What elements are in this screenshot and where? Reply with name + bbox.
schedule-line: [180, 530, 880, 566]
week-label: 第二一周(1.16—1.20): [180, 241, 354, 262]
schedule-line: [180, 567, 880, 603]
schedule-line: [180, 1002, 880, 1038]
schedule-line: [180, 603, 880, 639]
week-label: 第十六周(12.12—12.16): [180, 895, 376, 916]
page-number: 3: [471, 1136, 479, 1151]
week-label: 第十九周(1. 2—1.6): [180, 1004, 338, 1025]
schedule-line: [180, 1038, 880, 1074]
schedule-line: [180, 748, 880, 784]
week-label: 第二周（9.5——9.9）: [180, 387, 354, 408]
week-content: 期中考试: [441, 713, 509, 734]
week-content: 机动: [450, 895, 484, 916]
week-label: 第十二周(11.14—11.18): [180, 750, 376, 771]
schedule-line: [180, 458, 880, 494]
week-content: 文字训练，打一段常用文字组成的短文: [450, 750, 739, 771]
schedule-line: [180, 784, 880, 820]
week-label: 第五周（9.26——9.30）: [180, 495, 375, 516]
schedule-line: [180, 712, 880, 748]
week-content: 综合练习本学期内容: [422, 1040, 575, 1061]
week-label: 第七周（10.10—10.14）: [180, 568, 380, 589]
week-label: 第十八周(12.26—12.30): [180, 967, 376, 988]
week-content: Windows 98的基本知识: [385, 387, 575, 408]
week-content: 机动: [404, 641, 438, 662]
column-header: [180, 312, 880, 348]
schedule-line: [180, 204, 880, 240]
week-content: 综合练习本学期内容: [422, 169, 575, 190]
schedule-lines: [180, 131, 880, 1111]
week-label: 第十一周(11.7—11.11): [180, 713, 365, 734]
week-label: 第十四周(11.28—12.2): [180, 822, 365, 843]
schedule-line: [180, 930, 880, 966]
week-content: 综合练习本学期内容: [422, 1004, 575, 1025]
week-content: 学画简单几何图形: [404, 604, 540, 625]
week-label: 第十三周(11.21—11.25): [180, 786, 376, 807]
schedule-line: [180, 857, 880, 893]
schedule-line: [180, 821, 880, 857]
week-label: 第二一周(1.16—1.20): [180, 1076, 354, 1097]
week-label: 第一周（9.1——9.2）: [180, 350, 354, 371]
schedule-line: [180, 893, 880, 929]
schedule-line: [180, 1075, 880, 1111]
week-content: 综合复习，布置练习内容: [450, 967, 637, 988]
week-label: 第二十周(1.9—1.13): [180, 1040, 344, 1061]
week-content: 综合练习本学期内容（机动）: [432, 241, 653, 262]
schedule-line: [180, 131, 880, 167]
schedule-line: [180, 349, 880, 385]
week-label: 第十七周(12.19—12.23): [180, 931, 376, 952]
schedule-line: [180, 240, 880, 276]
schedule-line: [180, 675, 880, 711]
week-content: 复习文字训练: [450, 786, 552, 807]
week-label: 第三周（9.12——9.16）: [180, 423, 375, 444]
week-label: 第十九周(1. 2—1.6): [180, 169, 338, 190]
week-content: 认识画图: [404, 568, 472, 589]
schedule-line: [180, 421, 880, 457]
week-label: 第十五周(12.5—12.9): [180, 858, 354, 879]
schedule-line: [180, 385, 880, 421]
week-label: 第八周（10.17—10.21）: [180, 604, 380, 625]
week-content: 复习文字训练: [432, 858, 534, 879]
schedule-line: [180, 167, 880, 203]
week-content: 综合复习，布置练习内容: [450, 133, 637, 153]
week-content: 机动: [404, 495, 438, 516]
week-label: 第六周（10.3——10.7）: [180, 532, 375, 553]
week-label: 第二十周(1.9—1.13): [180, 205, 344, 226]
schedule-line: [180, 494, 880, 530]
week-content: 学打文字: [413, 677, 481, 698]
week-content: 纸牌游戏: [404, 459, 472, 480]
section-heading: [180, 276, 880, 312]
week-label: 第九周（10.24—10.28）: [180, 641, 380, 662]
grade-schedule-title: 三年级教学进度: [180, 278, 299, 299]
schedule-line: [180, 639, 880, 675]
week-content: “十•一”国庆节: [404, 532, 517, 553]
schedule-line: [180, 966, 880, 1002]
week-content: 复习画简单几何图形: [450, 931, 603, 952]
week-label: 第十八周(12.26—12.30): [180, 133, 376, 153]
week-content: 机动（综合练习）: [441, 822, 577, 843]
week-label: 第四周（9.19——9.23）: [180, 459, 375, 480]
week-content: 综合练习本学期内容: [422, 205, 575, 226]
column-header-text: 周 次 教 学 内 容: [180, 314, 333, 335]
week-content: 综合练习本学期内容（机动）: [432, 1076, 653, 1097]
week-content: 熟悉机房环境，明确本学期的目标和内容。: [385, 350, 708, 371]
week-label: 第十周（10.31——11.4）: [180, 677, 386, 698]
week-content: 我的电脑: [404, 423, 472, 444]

---*---

Exercise aim. Change every "week-content" in the data to "week-topic", keeping all other text the same.

Worked solution.
What elements are in this screenshot and where? Reply with name + bbox.
schedule-line: [180, 530, 880, 566]
week-label: 第二一周(1.16—1.20): [180, 241, 354, 262]
schedule-line: [180, 567, 880, 603]
schedule-line: [180, 1002, 880, 1038]
schedule-line: [180, 603, 880, 639]
week-label: 第十六周(12.12—12.16): [180, 895, 376, 916]
page-number: 3: [471, 1136, 479, 1151]
week-label: 第十九周(1. 2—1.6): [180, 1004, 338, 1025]
schedule-line: [180, 1038, 880, 1074]
schedule-line: [180, 748, 880, 784]
week-label: 第二周（9.5——9.9）: [180, 387, 354, 408]
week-topic: 期中考试: [441, 713, 509, 734]
week-topic: 机动: [450, 895, 484, 916]
week-label: 第十二周(11.14—11.18): [180, 750, 376, 771]
schedule-line: [180, 458, 880, 494]
week-topic: 文字训练，打一段常用文字组成的短文: [450, 750, 739, 771]
schedule-line: [180, 784, 880, 820]
week-label: 第五周（9.26——9.30）: [180, 495, 375, 516]
schedule-line: [180, 712, 880, 748]
week-topic: 综合练习本学期内容: [422, 1040, 575, 1061]
week-label: 第七周（10.10—10.14）: [180, 568, 380, 589]
week-label: 第十八周(12.26—12.30): [180, 967, 376, 988]
week-topic: Windows 98的基本知识: [385, 387, 575, 408]
week-topic: 机动: [404, 641, 438, 662]
column-header: [180, 312, 880, 348]
schedule-line: [180, 204, 880, 240]
week-topic: 综合练习本学期内容: [422, 169, 575, 190]
schedule-lines: [180, 131, 880, 1111]
week-label: 第十一周(11.7—11.11): [180, 713, 365, 734]
week-label: 第十四周(11.28—12.2): [180, 822, 365, 843]
schedule-line: [180, 930, 880, 966]
week-topic: 综合练习本学期内容: [422, 1004, 575, 1025]
week-topic: 学画简单几何图形: [404, 604, 540, 625]
week-label: 第十三周(11.21—11.25): [180, 786, 376, 807]
schedule-line: [180, 857, 880, 893]
schedule-line: [180, 821, 880, 857]
week-label: 第二一周(1.16—1.20): [180, 1076, 354, 1097]
week-label: 第一周（9.1——9.2）: [180, 350, 354, 371]
schedule-line: [180, 893, 880, 929]
schedule-line: [180, 1075, 880, 1111]
week-topic: 综合复习，布置练习内容: [450, 967, 637, 988]
week-label: 第二十周(1.9—1.13): [180, 1040, 344, 1061]
week-topic: 综合练习本学期内容（机动）: [432, 241, 653, 262]
schedule-line: [180, 131, 880, 167]
schedule-line: [180, 349, 880, 385]
week-label: 第十七周(12.19—12.23): [180, 931, 376, 952]
schedule-line: [180, 240, 880, 276]
schedule-line: [180, 675, 880, 711]
week-topic: 复习文字训练: [450, 786, 552, 807]
week-label: 第三周（9.12——9.16）: [180, 423, 375, 444]
week-label: 第十九周(1. 2—1.6): [180, 169, 338, 190]
week-topic: 认识画图: [404, 568, 472, 589]
schedule-line: [180, 421, 880, 457]
week-label: 第十五周(12.5—12.9): [180, 858, 354, 879]
schedule-line: [180, 385, 880, 421]
week-label: 第八周（10.17—10.21）: [180, 604, 380, 625]
week-topic: 复习文字训练: [432, 858, 534, 879]
schedule-line: [180, 167, 880, 203]
week-topic: 综合复习，布置练习内容: [450, 133, 637, 153]
week-topic: 机动: [404, 495, 438, 516]
week-label: 第六周（10.3——10.7）: [180, 532, 375, 553]
week-label: 第二十周(1.9—1.13): [180, 205, 344, 226]
schedule-line: [180, 494, 880, 530]
week-topic: 学打文字: [413, 677, 481, 698]
week-topic: 纸牌游戏: [404, 459, 472, 480]
section-heading: [180, 276, 880, 312]
week-label: 第九周（10.24—10.28）: [180, 641, 380, 662]
grade-schedule-title: 三年级教学进度: [180, 278, 299, 299]
schedule-line: [180, 639, 880, 675]
week-topic: “十•一”国庆节: [404, 532, 517, 553]
schedule-line: [180, 966, 880, 1002]
week-topic: 复习画简单几何图形: [450, 931, 603, 952]
week-label: 第十八周(12.26—12.30): [180, 133, 376, 153]
week-topic: 机动（综合练习）: [441, 822, 577, 843]
week-label: 第四周（9.19——9.23）: [180, 459, 375, 480]
week-topic: 综合练习本学期内容: [422, 205, 575, 226]
column-header-text: 周 次 教 学 内 容: [180, 314, 333, 335]
week-topic: 综合练习本学期内容（机动）: [432, 1076, 653, 1097]
week-topic: 熟悉机房环境，明确本学期的目标和内容。: [385, 350, 708, 371]
week-label: 第十周（10.31——11.4）: [180, 677, 386, 698]
week-topic: 我的电脑: [404, 423, 472, 444]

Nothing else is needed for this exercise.